* **ASSIGNMENT**: Lines with "promptcare": state how many there are in the records below, and nothing else.

* **Document page transcript entries**:
Start of Block

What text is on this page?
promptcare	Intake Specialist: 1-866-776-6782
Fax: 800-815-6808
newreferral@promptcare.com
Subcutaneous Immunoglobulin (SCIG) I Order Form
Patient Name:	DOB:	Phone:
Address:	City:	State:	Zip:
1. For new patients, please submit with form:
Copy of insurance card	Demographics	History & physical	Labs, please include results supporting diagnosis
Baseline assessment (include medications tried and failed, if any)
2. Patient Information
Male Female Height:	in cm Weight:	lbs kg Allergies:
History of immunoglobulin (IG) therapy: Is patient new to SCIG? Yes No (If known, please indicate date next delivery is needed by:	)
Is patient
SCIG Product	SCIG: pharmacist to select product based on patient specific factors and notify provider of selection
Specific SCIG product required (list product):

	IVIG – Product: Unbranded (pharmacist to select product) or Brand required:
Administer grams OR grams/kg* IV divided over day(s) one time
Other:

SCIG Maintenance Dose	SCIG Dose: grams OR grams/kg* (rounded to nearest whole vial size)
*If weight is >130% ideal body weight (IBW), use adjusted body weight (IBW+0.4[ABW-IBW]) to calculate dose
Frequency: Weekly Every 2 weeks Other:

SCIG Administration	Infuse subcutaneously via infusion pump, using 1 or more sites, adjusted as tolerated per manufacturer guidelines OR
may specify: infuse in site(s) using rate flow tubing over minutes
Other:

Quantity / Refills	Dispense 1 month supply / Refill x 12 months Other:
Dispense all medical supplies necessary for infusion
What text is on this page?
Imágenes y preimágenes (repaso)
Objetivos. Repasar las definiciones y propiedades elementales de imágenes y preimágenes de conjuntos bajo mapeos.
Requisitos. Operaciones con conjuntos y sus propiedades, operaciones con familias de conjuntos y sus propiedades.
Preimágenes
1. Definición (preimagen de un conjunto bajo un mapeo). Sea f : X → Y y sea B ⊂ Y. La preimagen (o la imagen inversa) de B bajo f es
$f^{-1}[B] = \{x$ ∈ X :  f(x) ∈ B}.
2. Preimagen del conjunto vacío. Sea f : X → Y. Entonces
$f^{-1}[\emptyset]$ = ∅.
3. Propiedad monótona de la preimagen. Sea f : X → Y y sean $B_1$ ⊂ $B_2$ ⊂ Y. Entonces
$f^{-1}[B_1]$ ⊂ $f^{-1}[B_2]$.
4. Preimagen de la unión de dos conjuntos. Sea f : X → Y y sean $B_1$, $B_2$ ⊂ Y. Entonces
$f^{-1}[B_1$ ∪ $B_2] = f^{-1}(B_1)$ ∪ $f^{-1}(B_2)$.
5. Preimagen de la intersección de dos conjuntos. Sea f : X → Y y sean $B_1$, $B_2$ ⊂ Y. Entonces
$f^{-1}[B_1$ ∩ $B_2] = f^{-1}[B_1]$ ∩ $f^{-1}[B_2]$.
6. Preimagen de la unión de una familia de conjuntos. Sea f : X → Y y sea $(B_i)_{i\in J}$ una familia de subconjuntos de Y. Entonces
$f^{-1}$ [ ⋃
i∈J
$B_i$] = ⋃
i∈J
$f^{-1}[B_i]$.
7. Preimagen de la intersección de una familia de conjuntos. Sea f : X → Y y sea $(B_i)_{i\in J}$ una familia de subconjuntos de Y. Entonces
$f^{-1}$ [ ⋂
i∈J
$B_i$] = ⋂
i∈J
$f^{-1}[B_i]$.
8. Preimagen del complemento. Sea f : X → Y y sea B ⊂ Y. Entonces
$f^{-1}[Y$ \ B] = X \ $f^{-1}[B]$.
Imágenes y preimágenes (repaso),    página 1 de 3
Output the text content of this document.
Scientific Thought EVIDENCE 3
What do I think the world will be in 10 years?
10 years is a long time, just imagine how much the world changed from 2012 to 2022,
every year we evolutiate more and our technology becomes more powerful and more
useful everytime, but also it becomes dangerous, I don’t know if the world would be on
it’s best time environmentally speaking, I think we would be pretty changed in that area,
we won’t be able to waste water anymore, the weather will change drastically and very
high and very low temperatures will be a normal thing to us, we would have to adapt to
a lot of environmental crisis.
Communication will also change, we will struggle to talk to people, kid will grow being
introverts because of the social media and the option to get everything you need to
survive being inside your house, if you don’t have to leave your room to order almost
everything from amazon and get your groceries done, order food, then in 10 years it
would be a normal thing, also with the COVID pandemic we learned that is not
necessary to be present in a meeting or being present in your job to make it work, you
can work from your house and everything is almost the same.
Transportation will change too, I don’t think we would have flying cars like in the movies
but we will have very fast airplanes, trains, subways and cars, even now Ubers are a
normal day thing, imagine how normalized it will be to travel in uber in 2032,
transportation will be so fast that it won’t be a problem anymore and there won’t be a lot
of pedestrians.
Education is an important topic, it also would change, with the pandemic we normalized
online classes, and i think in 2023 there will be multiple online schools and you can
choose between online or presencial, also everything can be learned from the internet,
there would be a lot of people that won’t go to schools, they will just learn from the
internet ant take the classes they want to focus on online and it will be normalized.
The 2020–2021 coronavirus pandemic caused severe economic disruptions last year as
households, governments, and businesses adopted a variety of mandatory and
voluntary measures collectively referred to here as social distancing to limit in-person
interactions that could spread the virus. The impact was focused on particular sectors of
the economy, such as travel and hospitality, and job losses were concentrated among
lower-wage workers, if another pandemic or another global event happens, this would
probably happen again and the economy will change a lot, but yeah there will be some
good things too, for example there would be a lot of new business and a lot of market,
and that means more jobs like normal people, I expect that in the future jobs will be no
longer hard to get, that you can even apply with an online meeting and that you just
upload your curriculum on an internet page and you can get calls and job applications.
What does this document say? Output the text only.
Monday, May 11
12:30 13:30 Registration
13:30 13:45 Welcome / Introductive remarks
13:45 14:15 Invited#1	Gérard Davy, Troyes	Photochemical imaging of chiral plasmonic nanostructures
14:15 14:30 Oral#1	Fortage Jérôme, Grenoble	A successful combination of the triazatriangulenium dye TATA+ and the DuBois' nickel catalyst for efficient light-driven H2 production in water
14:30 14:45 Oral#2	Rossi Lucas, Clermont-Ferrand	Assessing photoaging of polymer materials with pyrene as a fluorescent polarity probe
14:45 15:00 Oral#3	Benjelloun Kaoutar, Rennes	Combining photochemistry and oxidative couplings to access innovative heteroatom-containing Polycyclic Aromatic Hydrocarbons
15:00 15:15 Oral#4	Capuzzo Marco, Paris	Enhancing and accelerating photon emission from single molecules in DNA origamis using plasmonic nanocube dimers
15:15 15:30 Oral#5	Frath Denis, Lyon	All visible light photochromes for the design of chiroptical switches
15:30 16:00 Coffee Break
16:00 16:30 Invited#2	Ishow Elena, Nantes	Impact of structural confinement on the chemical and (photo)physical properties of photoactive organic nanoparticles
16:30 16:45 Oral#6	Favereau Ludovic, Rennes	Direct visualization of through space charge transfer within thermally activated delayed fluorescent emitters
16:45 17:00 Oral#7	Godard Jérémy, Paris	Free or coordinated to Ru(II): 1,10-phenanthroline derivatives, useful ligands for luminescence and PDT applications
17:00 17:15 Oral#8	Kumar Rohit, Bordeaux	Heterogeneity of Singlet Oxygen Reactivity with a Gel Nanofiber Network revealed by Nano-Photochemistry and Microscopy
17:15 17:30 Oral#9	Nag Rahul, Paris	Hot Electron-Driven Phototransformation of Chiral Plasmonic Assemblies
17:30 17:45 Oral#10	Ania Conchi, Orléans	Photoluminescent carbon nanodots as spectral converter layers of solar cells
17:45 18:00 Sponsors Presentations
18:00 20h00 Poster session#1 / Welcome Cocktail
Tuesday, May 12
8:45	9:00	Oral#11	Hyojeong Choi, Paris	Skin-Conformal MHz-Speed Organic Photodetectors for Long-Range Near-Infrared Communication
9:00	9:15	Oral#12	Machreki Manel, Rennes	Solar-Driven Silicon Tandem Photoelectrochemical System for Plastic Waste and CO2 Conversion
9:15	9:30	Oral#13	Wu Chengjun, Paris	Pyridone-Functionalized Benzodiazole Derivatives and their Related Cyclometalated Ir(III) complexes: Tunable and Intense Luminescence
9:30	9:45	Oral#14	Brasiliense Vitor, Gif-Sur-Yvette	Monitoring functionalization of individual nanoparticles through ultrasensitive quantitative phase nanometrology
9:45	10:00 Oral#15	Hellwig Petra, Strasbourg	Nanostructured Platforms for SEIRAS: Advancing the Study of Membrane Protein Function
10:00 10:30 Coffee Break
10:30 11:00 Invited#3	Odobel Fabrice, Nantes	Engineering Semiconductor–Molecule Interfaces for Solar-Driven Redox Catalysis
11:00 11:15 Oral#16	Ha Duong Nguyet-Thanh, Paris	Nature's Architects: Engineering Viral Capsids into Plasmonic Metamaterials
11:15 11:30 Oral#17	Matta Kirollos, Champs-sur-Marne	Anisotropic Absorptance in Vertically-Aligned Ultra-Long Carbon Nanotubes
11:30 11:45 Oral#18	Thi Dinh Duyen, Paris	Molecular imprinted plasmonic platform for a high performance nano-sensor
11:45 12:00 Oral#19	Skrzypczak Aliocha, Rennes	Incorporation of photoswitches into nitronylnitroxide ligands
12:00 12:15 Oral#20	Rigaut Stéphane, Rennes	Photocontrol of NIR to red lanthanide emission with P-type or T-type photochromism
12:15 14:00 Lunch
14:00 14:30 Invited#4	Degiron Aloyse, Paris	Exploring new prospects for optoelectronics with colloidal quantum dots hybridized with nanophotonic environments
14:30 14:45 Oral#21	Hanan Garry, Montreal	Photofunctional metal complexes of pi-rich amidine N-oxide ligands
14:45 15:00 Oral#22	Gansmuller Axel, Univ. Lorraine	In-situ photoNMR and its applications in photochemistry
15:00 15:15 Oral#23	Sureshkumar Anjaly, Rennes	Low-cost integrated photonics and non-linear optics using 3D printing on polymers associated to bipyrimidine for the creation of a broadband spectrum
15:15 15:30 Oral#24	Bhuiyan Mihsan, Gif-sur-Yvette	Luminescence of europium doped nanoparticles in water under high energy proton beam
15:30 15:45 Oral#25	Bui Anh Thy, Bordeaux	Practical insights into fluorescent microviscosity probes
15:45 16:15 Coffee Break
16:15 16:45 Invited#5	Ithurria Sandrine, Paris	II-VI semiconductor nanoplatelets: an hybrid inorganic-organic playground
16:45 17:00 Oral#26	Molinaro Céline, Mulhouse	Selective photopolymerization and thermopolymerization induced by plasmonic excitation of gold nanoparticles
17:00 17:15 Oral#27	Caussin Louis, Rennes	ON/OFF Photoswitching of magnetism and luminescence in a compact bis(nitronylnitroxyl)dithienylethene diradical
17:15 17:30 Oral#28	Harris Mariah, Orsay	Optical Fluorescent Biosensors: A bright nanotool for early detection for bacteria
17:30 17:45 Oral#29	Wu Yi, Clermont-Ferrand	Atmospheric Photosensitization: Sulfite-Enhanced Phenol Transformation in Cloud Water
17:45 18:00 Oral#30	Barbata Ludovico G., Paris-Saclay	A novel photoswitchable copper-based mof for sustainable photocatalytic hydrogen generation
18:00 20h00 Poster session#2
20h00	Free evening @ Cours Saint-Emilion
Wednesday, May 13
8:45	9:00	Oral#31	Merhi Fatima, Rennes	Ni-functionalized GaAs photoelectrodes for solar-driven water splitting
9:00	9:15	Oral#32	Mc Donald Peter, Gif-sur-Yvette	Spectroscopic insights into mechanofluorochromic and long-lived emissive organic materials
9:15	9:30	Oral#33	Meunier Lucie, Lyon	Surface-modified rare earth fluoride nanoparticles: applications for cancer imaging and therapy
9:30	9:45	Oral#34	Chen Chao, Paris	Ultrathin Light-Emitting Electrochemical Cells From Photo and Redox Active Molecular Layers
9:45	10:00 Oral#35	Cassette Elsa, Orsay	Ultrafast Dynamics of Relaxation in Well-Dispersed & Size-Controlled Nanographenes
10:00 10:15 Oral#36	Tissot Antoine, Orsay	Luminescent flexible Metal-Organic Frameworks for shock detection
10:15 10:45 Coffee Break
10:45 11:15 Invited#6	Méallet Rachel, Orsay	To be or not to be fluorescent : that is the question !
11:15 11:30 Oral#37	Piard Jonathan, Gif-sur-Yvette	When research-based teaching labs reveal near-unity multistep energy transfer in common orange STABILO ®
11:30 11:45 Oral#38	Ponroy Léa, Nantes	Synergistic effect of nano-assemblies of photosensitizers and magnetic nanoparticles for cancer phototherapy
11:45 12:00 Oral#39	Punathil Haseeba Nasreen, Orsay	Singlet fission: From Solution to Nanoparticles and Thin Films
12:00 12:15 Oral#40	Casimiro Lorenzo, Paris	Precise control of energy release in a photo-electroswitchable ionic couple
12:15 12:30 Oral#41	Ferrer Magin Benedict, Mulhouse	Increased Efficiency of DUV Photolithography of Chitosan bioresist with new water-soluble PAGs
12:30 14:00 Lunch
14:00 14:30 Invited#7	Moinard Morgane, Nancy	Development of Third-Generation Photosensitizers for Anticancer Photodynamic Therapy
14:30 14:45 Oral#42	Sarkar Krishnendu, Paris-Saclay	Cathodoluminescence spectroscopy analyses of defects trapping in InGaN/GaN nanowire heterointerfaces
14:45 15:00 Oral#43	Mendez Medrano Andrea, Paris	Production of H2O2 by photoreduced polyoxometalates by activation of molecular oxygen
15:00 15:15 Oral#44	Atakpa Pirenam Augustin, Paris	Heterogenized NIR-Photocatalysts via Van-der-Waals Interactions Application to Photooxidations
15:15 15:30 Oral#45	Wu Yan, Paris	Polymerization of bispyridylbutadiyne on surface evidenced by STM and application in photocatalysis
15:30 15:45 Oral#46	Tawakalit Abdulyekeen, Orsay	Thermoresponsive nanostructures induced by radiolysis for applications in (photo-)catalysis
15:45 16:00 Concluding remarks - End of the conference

End of Block

* **ANSWER TO THIS PROBLEM**: 2